* Task input
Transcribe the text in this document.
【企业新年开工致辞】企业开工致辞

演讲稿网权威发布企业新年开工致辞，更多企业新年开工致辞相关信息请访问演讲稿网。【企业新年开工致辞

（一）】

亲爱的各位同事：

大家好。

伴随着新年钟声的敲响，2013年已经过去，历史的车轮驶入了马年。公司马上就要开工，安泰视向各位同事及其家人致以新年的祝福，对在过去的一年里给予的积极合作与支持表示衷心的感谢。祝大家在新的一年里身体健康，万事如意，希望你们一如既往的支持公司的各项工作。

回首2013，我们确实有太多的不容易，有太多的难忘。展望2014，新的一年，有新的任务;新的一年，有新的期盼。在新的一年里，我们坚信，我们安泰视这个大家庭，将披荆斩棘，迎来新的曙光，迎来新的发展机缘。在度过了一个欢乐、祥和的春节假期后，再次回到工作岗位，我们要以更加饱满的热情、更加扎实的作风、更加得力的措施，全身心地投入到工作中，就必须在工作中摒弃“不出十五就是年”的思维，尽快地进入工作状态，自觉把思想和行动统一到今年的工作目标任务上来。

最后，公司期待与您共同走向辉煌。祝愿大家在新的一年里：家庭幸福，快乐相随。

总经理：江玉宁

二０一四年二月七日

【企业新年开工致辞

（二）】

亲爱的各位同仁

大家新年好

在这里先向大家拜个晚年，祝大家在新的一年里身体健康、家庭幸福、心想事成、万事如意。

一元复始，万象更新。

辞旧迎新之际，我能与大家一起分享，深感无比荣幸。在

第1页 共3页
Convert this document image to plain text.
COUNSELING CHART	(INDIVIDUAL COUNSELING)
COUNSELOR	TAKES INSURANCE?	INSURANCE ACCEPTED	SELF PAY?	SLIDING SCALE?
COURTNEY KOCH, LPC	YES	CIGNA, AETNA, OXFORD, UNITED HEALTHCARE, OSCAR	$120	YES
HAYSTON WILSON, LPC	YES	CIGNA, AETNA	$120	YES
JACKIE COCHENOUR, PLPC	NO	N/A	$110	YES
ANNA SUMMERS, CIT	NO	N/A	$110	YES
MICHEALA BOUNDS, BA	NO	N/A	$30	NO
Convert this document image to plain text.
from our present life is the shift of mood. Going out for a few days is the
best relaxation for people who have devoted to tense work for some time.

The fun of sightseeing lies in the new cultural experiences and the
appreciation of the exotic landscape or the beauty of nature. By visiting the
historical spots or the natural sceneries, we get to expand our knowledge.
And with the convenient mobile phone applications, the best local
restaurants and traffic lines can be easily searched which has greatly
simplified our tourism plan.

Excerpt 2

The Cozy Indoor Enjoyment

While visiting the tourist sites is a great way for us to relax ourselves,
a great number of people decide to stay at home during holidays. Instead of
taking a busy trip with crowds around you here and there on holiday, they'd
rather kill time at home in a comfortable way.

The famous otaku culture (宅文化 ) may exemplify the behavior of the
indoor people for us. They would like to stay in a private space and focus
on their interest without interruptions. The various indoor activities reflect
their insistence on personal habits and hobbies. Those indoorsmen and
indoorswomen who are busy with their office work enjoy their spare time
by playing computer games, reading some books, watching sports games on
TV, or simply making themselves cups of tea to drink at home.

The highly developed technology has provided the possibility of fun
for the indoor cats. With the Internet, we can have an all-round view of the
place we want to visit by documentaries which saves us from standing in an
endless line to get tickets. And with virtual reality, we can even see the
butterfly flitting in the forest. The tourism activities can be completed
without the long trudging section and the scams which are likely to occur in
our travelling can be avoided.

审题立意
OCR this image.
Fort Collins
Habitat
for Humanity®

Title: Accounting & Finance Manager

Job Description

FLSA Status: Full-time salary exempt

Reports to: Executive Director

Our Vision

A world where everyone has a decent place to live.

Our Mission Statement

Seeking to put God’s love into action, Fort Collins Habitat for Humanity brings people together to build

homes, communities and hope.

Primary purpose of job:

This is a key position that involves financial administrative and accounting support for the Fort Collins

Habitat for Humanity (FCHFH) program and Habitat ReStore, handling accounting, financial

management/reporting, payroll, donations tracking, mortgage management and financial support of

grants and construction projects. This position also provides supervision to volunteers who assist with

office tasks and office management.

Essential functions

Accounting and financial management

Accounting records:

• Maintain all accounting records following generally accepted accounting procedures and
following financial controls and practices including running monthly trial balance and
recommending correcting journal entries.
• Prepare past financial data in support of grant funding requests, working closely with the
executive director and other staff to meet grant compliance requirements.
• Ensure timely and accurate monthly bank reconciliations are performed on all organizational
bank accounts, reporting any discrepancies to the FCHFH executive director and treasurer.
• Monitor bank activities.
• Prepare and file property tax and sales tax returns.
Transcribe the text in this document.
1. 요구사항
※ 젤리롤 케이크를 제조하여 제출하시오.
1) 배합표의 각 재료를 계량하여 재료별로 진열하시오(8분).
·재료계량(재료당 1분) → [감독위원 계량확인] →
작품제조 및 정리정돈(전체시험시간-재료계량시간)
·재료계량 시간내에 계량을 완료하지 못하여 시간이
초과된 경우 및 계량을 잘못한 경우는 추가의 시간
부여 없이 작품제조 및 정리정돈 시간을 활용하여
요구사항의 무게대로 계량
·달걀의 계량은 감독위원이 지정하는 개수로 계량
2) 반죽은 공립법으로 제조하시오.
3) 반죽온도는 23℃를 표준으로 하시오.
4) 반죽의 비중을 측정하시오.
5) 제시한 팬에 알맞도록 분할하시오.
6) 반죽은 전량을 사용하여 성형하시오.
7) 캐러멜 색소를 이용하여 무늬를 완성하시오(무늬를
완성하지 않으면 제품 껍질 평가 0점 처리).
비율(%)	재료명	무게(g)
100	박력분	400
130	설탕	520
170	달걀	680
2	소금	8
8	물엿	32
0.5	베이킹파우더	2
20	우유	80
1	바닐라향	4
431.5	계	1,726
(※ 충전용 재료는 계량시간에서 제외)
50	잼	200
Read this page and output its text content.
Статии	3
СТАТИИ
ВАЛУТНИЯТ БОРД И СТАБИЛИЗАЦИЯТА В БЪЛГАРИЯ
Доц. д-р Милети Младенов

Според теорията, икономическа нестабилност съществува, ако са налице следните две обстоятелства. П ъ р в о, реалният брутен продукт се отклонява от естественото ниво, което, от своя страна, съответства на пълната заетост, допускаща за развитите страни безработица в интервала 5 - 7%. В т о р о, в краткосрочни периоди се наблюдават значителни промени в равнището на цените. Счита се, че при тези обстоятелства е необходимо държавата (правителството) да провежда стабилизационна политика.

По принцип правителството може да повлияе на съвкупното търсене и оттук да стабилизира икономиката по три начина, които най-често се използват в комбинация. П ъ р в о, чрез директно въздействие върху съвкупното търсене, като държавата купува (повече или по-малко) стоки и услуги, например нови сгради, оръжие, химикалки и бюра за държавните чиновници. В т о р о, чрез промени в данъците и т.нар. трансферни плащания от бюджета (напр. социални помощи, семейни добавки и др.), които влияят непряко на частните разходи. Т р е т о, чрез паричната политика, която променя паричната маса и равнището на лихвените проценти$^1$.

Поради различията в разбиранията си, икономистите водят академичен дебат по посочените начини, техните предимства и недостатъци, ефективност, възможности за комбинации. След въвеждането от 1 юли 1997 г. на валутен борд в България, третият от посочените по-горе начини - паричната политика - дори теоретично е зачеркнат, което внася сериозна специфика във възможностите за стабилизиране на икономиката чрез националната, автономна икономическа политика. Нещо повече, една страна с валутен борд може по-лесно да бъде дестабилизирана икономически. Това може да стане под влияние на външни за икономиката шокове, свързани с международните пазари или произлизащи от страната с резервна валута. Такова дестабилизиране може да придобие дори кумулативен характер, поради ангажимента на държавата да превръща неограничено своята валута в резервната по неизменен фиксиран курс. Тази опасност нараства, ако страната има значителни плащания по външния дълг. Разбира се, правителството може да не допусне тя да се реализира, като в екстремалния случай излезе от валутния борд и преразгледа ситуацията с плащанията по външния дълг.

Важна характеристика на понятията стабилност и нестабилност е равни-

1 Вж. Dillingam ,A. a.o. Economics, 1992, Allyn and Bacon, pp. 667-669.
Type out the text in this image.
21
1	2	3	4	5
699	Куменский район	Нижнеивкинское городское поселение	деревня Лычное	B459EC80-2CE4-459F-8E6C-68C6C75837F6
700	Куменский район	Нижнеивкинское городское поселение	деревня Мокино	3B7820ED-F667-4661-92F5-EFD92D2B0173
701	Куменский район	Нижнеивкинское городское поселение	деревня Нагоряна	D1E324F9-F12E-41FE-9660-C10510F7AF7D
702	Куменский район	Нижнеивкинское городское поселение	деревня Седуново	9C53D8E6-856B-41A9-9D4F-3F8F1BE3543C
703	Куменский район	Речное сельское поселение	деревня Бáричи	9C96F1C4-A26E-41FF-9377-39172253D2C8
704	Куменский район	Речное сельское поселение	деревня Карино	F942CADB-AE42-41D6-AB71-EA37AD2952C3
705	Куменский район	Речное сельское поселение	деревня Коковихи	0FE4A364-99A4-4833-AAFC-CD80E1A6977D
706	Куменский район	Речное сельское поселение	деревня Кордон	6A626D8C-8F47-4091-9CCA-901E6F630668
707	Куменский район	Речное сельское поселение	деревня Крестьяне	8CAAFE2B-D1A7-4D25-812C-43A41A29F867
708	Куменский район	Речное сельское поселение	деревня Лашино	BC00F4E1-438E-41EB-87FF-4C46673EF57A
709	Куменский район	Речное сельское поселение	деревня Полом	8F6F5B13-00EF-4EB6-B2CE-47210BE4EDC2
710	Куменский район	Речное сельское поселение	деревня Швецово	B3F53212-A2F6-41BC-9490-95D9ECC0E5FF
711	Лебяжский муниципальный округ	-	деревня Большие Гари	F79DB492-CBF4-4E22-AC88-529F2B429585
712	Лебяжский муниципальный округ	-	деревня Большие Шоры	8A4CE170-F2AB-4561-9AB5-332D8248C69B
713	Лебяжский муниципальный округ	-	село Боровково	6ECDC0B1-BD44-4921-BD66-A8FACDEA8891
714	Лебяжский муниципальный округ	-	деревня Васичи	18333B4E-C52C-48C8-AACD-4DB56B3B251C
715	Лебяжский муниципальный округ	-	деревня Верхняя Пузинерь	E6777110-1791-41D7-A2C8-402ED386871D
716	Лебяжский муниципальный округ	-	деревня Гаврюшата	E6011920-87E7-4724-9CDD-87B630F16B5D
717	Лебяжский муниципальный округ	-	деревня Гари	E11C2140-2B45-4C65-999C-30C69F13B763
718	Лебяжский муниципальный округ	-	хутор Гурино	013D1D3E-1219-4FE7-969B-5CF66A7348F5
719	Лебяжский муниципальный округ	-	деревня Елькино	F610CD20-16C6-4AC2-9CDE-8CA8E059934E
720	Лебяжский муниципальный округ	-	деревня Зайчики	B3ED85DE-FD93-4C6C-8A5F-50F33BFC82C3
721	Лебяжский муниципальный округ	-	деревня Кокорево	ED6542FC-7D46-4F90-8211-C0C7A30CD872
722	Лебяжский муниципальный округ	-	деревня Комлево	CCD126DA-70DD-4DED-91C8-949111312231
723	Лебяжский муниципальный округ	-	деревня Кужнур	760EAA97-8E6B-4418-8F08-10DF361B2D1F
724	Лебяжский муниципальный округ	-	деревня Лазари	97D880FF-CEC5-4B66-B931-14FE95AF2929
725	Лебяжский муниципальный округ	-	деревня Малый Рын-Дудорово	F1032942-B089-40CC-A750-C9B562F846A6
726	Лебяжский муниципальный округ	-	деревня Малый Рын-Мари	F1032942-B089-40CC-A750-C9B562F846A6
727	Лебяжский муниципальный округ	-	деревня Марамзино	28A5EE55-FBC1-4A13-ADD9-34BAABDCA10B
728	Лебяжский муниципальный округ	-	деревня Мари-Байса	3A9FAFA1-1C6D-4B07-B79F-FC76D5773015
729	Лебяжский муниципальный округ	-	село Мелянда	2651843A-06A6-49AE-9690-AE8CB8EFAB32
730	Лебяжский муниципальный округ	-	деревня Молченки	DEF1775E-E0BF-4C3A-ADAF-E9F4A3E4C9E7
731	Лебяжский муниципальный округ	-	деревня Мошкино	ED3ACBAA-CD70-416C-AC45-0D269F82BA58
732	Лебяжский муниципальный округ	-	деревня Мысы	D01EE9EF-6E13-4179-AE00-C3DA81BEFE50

* Required work
What number of lines in the records contain the word "monthly"? Answer with that number alone.

* The solution
2